Çıkarılan metin ->
□ □ □ □ □ □ □
Kürt liderleri neden erken havlu attı?

"Kürd ulusal mücadelesi çok sağlam bir zeminde gelişmemiştir. Bu kadar gelişmiş olmasının temel sebebi ise, bu hareketin üstün görüş ve taktikleri nedeniyle değil, Türk, Arap ve İran'ın uyguladığı ırkçı politikaları ve katliamları sonucudur."

Kürd ulusal mücadelesi, APO, DEM yöneticileri ve kimi devrimci gruplar tarafından sona erdirilmiş bulunuyor. Bunu da: "barışa gidiyoruz" diyerek yapıyorlar. Onlara göre ABD-İsrail-Bahçeli ve Erdoğan, Kürd ulusunun hak ve özgürlüklerini verecekmiş. Halbuki 'hak verilmez alınır'. Bakalım:

  1. Sovyetlerin yıkılmasının yarattığı şok, sadece Kürd ulus temsilcilerinin değil yüz binlerce devrimcinin safları terk etmesine yol açtı. Kürd ulusal mücadelesinde önemli yeri olan APO, bu etkiyi uluslararası polise düştüğünde şu sözlerle açıkladı: "Türk devletine yardımcı olmak istiyorum". Şimdi bu sözünü yerine getiriyor.
□ □ □ □ □ □ □
Veri kümesi içeriği ->
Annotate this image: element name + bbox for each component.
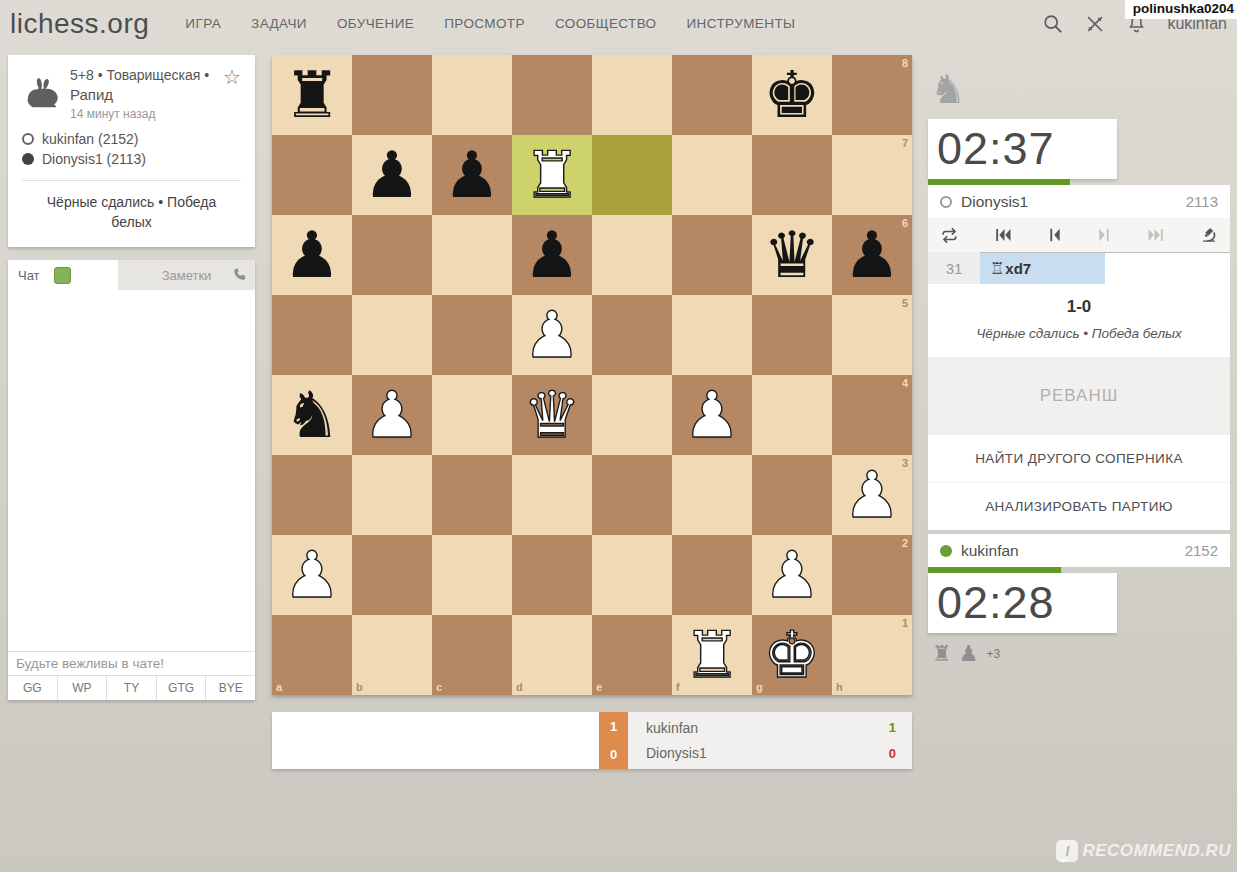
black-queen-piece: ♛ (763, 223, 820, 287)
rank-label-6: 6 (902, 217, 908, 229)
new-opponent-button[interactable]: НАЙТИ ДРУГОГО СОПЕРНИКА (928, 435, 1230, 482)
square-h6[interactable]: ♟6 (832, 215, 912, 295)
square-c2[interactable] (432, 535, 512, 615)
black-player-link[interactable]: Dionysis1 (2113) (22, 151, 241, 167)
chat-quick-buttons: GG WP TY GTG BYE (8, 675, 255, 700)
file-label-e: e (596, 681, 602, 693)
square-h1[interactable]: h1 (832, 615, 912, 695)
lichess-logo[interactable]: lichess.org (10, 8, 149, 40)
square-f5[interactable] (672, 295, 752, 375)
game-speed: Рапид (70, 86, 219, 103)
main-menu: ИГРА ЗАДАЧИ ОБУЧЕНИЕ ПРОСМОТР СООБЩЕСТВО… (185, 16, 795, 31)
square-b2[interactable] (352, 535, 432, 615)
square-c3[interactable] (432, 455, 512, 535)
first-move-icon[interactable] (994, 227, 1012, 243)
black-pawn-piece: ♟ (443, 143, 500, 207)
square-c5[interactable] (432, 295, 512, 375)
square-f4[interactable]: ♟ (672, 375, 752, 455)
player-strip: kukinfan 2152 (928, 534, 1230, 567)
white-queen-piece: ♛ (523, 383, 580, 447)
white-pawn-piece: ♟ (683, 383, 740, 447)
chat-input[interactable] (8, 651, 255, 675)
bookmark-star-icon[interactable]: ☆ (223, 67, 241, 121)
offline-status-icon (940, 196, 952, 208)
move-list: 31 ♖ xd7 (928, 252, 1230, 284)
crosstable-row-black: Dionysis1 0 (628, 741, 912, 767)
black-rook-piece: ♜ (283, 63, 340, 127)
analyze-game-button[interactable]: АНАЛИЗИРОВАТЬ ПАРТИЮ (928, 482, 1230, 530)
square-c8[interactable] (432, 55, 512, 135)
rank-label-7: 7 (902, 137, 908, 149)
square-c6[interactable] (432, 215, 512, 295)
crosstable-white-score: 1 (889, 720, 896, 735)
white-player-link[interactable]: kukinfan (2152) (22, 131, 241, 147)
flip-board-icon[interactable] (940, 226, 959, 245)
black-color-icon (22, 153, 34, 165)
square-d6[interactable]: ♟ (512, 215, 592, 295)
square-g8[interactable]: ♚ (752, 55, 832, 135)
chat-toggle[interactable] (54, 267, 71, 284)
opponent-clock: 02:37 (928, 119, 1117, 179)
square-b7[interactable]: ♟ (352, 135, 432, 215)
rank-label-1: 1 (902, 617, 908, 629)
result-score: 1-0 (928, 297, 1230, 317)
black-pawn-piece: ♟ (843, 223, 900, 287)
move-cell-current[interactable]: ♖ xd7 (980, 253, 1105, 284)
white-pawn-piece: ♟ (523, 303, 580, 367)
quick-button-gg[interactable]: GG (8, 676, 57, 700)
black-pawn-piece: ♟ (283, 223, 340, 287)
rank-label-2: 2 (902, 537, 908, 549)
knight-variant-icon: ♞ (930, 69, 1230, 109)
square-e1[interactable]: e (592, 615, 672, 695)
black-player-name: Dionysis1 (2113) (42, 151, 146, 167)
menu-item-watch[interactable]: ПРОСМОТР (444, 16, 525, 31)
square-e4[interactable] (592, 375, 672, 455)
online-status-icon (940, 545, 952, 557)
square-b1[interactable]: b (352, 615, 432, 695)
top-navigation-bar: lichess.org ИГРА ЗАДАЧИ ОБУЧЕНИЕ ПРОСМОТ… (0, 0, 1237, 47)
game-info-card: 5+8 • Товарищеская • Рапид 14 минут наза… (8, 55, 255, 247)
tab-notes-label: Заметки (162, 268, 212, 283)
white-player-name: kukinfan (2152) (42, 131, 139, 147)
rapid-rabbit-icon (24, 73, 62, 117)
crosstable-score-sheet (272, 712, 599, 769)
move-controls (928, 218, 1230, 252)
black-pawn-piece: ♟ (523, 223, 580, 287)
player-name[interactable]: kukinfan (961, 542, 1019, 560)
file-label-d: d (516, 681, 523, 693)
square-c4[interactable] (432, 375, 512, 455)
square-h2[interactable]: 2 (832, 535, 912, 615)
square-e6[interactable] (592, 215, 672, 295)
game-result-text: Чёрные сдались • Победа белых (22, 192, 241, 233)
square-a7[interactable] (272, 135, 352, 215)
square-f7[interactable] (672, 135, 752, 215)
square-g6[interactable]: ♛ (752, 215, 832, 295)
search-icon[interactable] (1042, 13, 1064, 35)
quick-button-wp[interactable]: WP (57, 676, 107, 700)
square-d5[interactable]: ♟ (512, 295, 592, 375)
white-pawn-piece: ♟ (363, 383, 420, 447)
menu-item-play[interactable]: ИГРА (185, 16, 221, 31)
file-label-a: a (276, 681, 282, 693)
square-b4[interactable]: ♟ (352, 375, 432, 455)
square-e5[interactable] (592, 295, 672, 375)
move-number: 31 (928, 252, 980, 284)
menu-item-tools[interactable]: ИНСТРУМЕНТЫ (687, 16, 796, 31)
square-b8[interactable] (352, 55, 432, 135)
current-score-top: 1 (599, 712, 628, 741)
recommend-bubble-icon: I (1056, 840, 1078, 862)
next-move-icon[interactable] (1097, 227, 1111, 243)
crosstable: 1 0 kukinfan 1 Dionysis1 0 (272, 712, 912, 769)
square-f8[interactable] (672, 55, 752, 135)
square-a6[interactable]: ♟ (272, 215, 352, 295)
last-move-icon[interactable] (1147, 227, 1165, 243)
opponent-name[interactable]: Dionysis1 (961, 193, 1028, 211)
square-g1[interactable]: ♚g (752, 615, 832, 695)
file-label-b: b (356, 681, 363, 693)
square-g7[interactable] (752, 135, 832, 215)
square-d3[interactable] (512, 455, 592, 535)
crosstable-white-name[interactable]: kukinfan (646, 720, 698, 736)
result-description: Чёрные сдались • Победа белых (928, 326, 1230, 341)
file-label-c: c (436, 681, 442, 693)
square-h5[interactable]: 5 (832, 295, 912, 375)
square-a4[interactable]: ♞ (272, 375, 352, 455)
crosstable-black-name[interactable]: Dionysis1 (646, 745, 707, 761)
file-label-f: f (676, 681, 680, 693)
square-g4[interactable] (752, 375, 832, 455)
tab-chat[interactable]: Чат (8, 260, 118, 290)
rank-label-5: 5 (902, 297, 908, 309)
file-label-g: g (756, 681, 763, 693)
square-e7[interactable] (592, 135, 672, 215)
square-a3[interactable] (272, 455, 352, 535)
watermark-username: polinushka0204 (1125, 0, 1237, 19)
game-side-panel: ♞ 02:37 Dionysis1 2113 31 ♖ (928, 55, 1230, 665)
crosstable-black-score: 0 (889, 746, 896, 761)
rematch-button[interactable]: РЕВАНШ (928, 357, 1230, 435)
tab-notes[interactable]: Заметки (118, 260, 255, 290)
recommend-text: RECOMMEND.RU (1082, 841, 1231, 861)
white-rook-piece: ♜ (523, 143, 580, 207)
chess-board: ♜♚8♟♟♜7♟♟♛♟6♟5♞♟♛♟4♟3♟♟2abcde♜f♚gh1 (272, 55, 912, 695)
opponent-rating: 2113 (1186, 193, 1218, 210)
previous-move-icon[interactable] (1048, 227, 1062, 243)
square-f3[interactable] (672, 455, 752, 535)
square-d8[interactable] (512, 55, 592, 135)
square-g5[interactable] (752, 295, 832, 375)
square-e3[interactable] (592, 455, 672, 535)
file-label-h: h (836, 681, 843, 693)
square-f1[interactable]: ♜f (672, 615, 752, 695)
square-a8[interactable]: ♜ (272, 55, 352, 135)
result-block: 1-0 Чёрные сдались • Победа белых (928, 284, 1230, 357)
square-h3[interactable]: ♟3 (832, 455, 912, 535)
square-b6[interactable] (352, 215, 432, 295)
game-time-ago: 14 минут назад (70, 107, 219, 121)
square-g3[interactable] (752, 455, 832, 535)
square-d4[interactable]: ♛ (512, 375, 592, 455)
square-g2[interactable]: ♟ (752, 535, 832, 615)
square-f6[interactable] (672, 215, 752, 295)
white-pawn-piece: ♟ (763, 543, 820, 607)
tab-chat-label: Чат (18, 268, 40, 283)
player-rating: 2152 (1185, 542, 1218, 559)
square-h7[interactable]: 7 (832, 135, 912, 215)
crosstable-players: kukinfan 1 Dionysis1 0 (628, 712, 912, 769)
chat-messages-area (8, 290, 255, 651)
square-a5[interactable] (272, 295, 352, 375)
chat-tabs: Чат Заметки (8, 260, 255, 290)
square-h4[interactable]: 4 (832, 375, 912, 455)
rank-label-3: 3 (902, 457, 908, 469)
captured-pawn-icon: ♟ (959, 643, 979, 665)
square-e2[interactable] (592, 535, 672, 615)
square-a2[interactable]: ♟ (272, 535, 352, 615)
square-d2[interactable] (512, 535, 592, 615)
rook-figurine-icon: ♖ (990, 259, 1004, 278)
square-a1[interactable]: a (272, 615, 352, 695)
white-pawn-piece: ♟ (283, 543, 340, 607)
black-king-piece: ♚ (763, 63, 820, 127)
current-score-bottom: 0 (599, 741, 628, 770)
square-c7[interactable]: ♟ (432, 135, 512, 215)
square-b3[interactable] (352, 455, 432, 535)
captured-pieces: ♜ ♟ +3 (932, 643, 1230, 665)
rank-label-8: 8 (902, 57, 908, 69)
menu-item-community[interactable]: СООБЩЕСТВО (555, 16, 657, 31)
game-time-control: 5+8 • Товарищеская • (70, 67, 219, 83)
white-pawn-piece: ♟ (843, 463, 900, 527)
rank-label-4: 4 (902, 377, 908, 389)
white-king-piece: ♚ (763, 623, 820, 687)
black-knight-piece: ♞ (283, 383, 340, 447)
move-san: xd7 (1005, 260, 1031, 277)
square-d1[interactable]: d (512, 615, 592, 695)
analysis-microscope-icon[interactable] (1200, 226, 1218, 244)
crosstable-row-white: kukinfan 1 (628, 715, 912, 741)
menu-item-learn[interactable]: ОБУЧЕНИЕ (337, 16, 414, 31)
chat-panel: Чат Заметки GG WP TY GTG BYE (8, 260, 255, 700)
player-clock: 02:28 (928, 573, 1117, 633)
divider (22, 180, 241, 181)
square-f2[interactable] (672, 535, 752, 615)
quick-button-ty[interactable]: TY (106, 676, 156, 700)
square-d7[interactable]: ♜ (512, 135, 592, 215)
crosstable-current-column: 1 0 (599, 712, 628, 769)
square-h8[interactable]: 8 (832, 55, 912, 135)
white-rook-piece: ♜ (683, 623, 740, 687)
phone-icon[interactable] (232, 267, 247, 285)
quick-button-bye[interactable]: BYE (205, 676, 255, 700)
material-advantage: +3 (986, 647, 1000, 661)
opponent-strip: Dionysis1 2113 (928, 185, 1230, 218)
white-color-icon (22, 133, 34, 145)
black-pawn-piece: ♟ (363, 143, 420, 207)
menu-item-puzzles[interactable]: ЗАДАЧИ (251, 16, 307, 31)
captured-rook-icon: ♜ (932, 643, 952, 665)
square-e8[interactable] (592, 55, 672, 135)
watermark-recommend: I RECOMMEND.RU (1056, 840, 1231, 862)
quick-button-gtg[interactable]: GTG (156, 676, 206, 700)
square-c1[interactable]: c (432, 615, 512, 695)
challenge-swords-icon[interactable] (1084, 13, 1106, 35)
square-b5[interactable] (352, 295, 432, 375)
□ □ □ □ □ □ □
Çalışma yönergeleri ->
- 1) Kürt ulusal mücadelesini konu alan yazıya göre APO, uluslararası polisin eline düştüğünde Sovyetlerin yıkılmasının etkisini hangi sözlerle açıkladı?
- 2) Kürt ulusal mücadelesini konu alan yazıyı kaldığı yerden sürdürün.
Kayıtların bu işte hiçbir rolü yoktur.

Görev yanıtları ->
- 1) "Türk devletine yardımcı olmak istiyorum" sözleriyle açıkladı.

- 2)
  2. Emperyalist kampta 1946'dan itibaren önemli değişiklikler ve gelişmeler oldu. Bu konuda ki esas gelişme, ABD'nin İngiltere'den liderliği alması ve 1949'lardan itibaren komünizme karşı önemli adımlar atmasıyla olmuştur. 1959 Küba devriminden bu yana devrimlerin olmaması, ABD'nin İngiltere ile geliştirdiği strateji ve taktiklerin bir sonucudur. Bu stratejik ve taktik adımlar sınırsız sayıda mevcut*. Fakat özü özel harp taktiğine dayanır. Hitler'in Meclisi yakıp, suçu devrimcilerin üzerine atarak onları ortadan kaldırması bir yöntem olarak benimsendi ve bu terör taktiği kendilerine bağlı tüm ülkelerde hayata geçirildi. Örneğin Endonezya'da yüzbinlerce komünist bu şekilde öldürüldü. Ülkemizde de bu taktik hep uygulanıp gelmektedir.

Sonuçta emperyalistler, 1990'da Sovyetlerin yıkılmasıyla birlikte dünya halklarının liderlerini yanlarına çekebildi: G. Afrika'da Mandela, Kürdistan'da APO ve Barzani gibi!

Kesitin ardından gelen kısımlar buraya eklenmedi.